Reproduce the material in full, unchanged.

---------- RECORD EXCERPTS

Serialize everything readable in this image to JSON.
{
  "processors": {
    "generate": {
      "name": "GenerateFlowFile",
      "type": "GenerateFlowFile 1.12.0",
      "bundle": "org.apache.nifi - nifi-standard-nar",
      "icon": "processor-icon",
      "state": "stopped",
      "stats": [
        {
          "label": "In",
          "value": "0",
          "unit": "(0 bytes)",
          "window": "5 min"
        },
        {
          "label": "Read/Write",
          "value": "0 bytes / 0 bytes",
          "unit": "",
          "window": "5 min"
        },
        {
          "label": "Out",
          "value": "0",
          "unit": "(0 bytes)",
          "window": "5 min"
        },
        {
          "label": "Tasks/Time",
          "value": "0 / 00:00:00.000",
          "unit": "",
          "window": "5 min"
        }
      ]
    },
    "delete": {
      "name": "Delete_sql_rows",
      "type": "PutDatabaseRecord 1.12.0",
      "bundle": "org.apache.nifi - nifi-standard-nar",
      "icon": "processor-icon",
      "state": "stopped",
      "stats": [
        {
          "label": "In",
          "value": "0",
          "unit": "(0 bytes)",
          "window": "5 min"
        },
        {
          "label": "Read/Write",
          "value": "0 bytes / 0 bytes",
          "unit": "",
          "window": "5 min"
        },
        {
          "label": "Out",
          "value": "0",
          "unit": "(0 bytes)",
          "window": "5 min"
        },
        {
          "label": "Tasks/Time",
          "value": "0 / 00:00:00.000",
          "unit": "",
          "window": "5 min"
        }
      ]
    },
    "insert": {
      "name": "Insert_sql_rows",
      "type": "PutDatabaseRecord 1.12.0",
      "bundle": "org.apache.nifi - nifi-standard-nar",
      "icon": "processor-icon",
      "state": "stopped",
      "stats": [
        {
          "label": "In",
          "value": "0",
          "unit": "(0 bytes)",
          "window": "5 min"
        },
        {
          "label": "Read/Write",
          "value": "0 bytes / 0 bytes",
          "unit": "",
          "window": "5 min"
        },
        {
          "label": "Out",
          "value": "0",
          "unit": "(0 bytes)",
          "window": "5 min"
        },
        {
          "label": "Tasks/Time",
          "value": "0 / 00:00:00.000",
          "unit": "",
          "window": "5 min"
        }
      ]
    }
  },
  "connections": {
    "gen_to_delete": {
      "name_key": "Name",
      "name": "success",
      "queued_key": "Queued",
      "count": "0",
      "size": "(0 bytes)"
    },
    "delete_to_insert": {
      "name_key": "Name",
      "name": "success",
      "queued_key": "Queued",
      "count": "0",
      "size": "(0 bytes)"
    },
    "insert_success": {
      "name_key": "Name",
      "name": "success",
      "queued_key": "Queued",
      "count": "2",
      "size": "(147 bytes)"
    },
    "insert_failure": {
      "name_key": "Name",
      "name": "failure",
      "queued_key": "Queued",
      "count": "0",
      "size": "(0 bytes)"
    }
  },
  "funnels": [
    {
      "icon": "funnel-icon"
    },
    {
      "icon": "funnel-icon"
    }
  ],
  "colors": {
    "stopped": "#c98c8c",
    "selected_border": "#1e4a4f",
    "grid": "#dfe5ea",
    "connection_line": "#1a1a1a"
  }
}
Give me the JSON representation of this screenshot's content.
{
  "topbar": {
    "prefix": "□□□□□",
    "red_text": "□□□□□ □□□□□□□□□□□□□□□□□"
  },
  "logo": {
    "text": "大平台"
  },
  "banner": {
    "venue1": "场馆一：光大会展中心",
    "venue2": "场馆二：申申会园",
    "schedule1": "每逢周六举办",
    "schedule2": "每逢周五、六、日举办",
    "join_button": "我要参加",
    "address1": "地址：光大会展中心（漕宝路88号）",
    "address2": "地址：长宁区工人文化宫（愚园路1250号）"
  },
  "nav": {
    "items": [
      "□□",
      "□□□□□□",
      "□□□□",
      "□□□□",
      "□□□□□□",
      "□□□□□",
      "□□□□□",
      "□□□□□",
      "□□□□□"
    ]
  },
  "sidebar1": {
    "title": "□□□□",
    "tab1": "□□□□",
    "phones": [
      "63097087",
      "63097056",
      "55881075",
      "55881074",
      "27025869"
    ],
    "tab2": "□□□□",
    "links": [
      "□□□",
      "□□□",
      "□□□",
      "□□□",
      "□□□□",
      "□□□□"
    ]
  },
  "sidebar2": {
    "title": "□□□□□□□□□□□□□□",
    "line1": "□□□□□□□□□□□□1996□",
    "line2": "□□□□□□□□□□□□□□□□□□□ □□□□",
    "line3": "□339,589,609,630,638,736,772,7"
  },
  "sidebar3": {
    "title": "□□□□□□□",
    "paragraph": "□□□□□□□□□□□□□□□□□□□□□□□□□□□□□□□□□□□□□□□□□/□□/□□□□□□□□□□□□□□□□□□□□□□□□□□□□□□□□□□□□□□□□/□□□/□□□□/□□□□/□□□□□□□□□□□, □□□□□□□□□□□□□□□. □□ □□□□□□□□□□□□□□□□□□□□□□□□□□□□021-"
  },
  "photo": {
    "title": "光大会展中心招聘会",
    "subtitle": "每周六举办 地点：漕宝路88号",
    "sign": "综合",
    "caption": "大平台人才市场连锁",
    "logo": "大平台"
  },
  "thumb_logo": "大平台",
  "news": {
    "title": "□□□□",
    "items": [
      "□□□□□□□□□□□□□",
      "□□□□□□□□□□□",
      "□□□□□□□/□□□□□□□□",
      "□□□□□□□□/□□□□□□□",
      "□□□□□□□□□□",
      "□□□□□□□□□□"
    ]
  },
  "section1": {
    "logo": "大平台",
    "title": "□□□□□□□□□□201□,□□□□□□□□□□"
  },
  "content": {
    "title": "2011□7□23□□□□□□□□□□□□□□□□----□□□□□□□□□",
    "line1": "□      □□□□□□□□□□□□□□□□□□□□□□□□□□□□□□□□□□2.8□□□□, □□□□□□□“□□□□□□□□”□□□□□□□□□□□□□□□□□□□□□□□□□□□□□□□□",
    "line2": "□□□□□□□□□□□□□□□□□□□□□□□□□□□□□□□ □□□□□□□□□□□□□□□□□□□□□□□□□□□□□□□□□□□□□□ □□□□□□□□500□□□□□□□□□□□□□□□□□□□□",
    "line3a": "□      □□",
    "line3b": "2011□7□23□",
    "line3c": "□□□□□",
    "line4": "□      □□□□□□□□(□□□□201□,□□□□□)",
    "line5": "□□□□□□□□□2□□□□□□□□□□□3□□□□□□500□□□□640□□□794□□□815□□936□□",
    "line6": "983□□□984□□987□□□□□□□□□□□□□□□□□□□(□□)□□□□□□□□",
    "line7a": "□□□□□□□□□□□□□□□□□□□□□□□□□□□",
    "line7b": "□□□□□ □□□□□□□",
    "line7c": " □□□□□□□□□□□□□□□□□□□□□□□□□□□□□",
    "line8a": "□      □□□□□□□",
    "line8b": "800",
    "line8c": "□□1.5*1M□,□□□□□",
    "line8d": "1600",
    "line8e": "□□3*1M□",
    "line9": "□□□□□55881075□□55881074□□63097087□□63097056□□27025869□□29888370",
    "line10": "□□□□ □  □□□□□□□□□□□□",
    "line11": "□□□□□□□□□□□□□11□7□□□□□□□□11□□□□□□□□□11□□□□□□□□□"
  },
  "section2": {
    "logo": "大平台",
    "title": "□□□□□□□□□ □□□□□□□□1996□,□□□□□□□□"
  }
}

--------------------

- [RESULT]
Serialize everything readable in this image to JSON.
{
  "processors": {
    "generate": {
      "name": "GenerateFlowFile",
      "type": "GenerateFlowFile 1.12.0",
      "bundle": "org.apache.nifi - nifi-standard-nar",
      "icon": "processor-icon",
      "state": "stopped",
      "stats": [
        {
          "label": "In",
          "value": "0",
          "unit": "(0 bytes)",
          "window": "5 min"
        },
        {
          "label": "Read/Write",
          "value": "0 bytes / 0 bytes",
          "unit": "",
          "window": "5 min"
        },
        {
          "label": "Out",
          "value": "0",
          "unit": "(0 bytes)",
          "window": "5 min"
        },
        {
          "label": "Tasks/Time",
          "value": "0 / 00:00:00.000",
          "unit": "",
          "window": "5 min"
        }
      ]
    },
    "delete": {
      "name": "Delete_sql_rows",
      "type": "PutDatabaseRecord 1.12.0",
      "bundle": "org.apache.nifi - nifi-standard-nar",
      "icon": "processor-icon",
      "state": "stopped",
      "stats": [
        {
          "label": "In",
          "value": "0",
          "unit": "(0 bytes)",
          "window": "5 min"
        },
        {
          "label": "Read/Write",
          "value": "0 bytes / 0 bytes",
          "unit": "",
          "window": "5 min"
        },
        {
          "label": "Out",
          "value": "0",
          "unit": "(0 bytes)",
          "window": "5 min"
        },
        {
          "label": "Tasks/Time",
          "value": "0 / 00:00:00.000",
          "unit": "",
          "window": "5 min"
        }
      ]
    },
    "insert": {
      "name": "Insert_sql_rows",
      "type": "PutDatabaseRecord 1.12.0",
      "bundle": "org.apache.nifi - nifi-standard-nar",
      "icon": "processor-icon",
      "state": "stopped",
      "stats": [
        {
          "label": "In",
          "value": "0",
          "unit": "(0 bytes)",
          "window": "5 min"
        },
        {
          "label": "Read/Write",
          "value": "0 bytes / 0 bytes",
          "unit": "",
          "window": "5 min"
        },
        {
          "label": "Out",
          "value": "0",
          "unit": "(0 bytes)",
          "window": "5 min"
        },
        {
          "label": "Tasks/Time",
          "value": "0 / 00:00:00.000",
          "unit": "",
          "window": "5 min"
        }
      ]
    }
  },
  "connections": {
    "gen_to_delete": {
      "name_key": "Name",
      "name": "success",
      "queued_key": "Queued",
      "count": "0",
      "size": "(0 bytes)"
    },
    "delete_to_insert": {
      "name_key": "Name",
      "name": "success",
      "queued_key": "Queued",
      "count": "0",
      "size": "(0 bytes)"
    },
    "insert_success": {
      "name_key": "Name",
      "name": "success",
      "queued_key": "Queued",
      "count": "2",
      "size": "(147 bytes)"
    },
    "insert_failure": {
      "name_key": "Name",
      "name": "failure",
      "queued_key": "Queued",
      "count": "0",
      "size": "(0 bytes)"
    }
  },
  "funnels": [
    {
      "icon": "funnel-icon"
    },
    {
      "icon": "funnel-icon"
    }
  ],
  "colors": {
    "stopped": "#c98c8c",
    "selected_border": "#1e4a4f",
    "grid": "#dfe5ea",
    "connection_line": "#1a1a1a"
  }
}
Give me the JSON representation of this screenshot's content.
{
  "topbar": {
    "prefix": "□□□□□",
    "red_text": "□□□□□ □□□□□□□□□□□□□□□□□"
  },
  "logo": {
    "text": "大平台"
  },
  "banner": {
    "venue1": "场馆一：光大会展中心",
    "venue2": "场馆二：申申会园",
    "schedule1": "每逢周六举办",
    "schedule2": "每逢周五、六、日举办",
    "join_button": "我要参加",
    "address1": "地址：光大会展中心（漕宝路88号）",
    "address2": "地址：长宁区工人文化宫（愚园路1250号）"
  },
  "nav": {
    "items": [
      "□□",
      "□□□□□□",
      "□□□□",
      "□□□□",
      "□□□□□□",
      "□□□□□",
      "□□□□□",
      "□□□□□",
      "□□□□□"
    ]
  },
  "sidebar1": {
    "title": "□□□□",
    "tab1": "□□□□",
    "phones": [
      "63097087",
      "63097056",
      "55881075",
      "55881074",
      "27025869"
    ],
    "tab2": "□□□□",
    "links": [
      "□□□",
      "□□□",
      "□□□",
      "□□□",
      "□□□□",
      "□□□□"
    ]
  },
  "sidebar2": {
    "title": "□□□□□□□□□□□□□□",
    "line1": "□□□□□□□□□□□□1996□",
    "line2": "□□□□□□□□□□□□□□□□□□□ □□□□",
    "line3": "□339,589,609,630,638,736,772,7"
  },
  "sidebar3": {
    "title": "□□□□□□□",
    "paragraph": "□□□□□□□□□□□□□□□□□□□□□□□□□□□□□□□□□□□□□□□□□/□□/□□□□□□□□□□□□□□□□□□□□□□□□□□□□□□□□□□□□□□□□/□□□/□□□□/□□□□/□□□□□□□□□□□, □□□□□□□□□□□□□□□. □□ □□□□□□□□□□□□□□□□□□□□□□□□□□□□021-"
  },
  "photo": {
    "title": "光大会展中心招聘会",
    "subtitle": "每周六举办 地点：漕宝路88号",
    "sign": "综合",
    "caption": "大平台人才市场连锁",
    "logo": "大平台"
  },
  "thumb_logo": "大平台",
  "news": {
    "title": "□□□□",
    "items": [
      "□□□□□□□□□□□□□",
      "□□□□□□□□□□□",
      "□□□□□□□/□□□□□□□□",
      "□□□□□□□□/□□□□□□□",
      "□□□□□□□□□□",
      "□□□□□□□□□□"
    ]
  },
  "section1": {
    "logo": "大平台",
    "title": "□□□□□□□□□□201□,□□□□□□□□□□"
  },
  "content": {
    "title": "2011□7□23□□□□□□□□□□□□□□□□----□□□□□□□□□",
    "line1": "□      □□□□□□□□□□□□□□□□□□□□□□□□□□□□□□□□□□2.8□□□□, □□□□□□□“□□□□□□□□”□□□□□□□□□□□□□□□□□□□□□□□□□□□□□□□□",
    "line2": "□□□□□□□□□□□□□□□□□□□□□□□□□□□□□□□ □□□□□□□□□□□□□□□□□□□□□□□□□□□□□□□□□□□□□□ □□□□□□□□500□□□□□□□□□□□□□□□□□□□□",
    "line3a": "□      □□",
    "line3b": "2011□7□23□",
    "line3c": "□□□□□",
    "line4": "□      □□□□□□□□(□□□□201□,□□□□□)",
    "line5": "□□□□□□□□□2□□□□□□□□□□□3□□□□□□500□□□□640□□□794□□□815□□936□□",
    "line6": "983□□□984□□987□□□□□□□□□□□□□□□□□□□(□□)□□□□□□□□",
    "line7a": "□□□□□□□□□□□□□□□□□□□□□□□□□□□",
    "line7b": "□□□□□ □□□□□□□",
    "line7c": " □□□□□□□□□□□□□□□□□□□□□□□□□□□□□",
    "line8a": "□      □□□□□□□",
    "line8b": "800",
    "line8c": "□□1.5*1M□,□□□□□",
    "line8d": "1600",
    "line8e": "□□3*1M□",
    "line9": "□□□□□55881075□□55881074□□63097087□□63097056□□27025869□□29888370",
    "line10": "□□□□ □  □□□□□□□□□□□□",
    "line11": "□□□□□□□□□□□□□11□7□□□□□□□□11□□□□□□□□□11□□□□□□□□□"
  },
  "section2": {
    "logo": "大平台",
    "title": "□□□□□□□□□ □□□□□□□□1996□,□□□□□□□□"
  }
}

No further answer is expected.